• _What you need to do_
What is the number of lines containing "якщо"? Give only that number.

• _Data listing_
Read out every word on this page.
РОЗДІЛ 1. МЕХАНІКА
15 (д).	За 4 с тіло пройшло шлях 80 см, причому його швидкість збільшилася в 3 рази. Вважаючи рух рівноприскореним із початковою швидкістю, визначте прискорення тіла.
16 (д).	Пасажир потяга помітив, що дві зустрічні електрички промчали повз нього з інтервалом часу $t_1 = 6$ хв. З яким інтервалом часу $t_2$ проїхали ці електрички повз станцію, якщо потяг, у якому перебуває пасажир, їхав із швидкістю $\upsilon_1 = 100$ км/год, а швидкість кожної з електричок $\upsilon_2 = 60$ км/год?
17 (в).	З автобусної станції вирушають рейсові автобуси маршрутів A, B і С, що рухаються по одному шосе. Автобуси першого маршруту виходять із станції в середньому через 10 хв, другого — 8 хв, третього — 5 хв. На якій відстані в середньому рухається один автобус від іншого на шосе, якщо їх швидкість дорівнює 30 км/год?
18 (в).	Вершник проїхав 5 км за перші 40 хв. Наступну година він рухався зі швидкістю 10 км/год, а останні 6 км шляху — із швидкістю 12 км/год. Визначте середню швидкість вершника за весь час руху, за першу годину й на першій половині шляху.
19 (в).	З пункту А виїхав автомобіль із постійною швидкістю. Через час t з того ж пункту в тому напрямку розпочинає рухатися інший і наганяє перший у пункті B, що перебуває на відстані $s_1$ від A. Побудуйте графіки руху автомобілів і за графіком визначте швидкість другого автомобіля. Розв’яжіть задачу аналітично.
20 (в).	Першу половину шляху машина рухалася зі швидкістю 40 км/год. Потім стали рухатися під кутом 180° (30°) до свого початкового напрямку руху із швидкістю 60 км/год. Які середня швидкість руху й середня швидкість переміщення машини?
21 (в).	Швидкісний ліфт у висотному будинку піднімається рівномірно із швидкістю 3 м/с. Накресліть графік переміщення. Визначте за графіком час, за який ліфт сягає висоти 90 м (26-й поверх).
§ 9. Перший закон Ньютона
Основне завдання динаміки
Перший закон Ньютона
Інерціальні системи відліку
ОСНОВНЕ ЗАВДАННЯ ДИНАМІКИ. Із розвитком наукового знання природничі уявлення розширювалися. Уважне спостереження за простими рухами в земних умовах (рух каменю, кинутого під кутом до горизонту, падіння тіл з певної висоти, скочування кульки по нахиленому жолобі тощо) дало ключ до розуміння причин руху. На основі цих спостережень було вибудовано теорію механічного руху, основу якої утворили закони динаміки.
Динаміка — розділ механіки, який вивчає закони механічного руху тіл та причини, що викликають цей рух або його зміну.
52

• _Answer_
2